→ **EXERCISE DESCRIPTION**
How many lines in the entries below contain "thrown"? Answer with the number only.

→ **MATERIAL PROVIDED**

+ + + + + + +

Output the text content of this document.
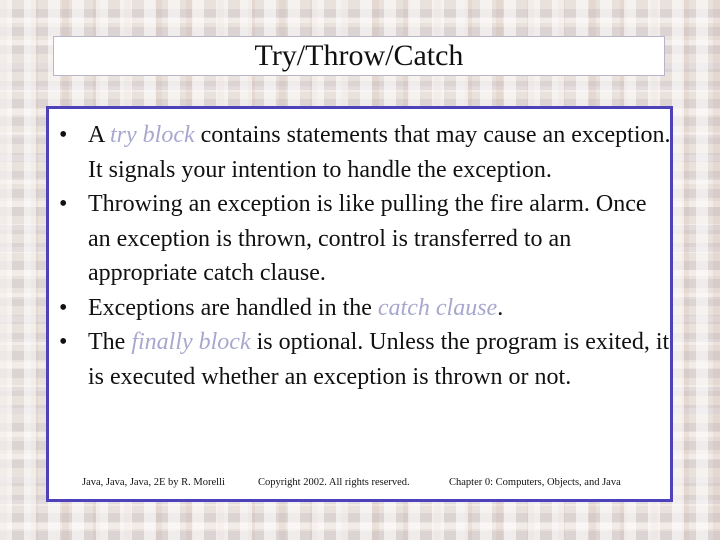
Try/Throw/Catch
• A try block contains statements that may cause an exception. It signals your intention to handle the exception.
• Throwing an exception is like pulling the fire alarm. Once an exception is thrown, control is transferred to an appropriate catch clause.
• Exceptions are handled in the catch clause.
• The finally block is optional. Unless the program is exited, it is executed whether an exception is thrown or not.
Java, Java, Java, 2E by R. Morelli	Copyright 2002. All rights reserved.	Chapter 0: Computers, Objects, and Java
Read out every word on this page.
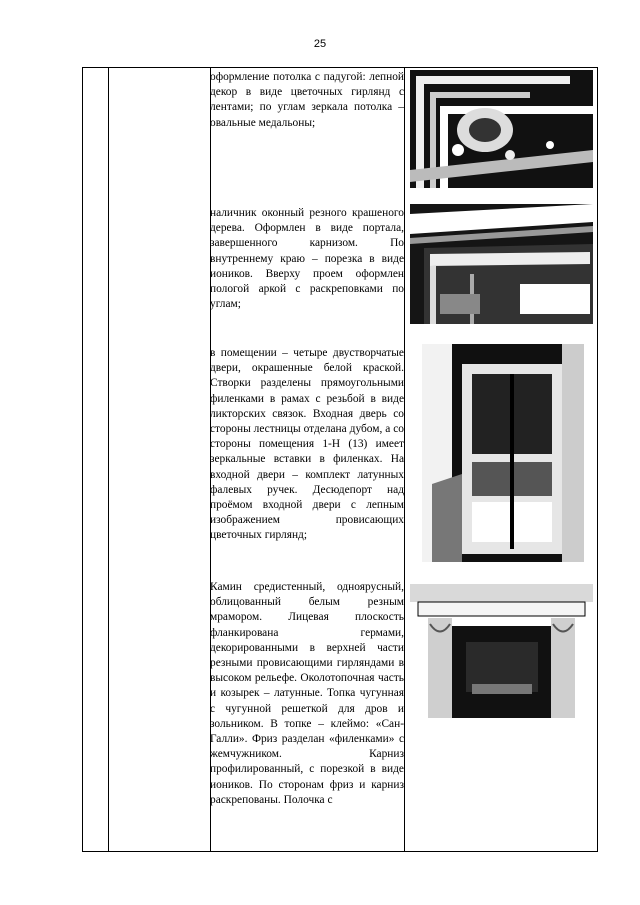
25

оформление потолка с падугой: лепной декор в виде цветочных гирлянд с лентами; по углам зеркала потолка – овальные медальоны;

наличник оконный резного крашеного дерева. Оформлен в виде портала, завершенного карнизом. По внутреннему краю – порезка в виде иоников. Вверху проем оформлен пологой аркой с раскреповками по углам;

в помещении – четыре двустворчатые двери, окрашенные белой краской. Створки разделены прямоугольными филенками в рамах с резьбой в виде ликторских связок. Входная дверь со стороны лестницы отделана дубом, а со стороны помещения 1-Н (13) имеет зеркальные вставки в филенках. На входной двери – комплект латунных фалевых ручек. Десюдепорт над проёмом входной двери с лепным изображением провисающих цветочных гирлянд;

Камин средистенный, одноярусный, облицованный белым резным мрамором. Лицевая плоскость фланкирована гермами, декорированными в верхней части резными провисающими гирляндами в высоком рельефе. Околотопочная часть и козырек – латунные. Топка чугунная с чугунной решеткой для дров и зольником. В топке – клеймо: «Сан-Галли». Фриз разделан «филенками» с жемчужником. Карниз профилированный, с порезкой в виде иоников. По сторонам фриз и карниз раскрепованы. Полочка с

+ + + + + + +

→ **PROBLEM SOLUTION**
2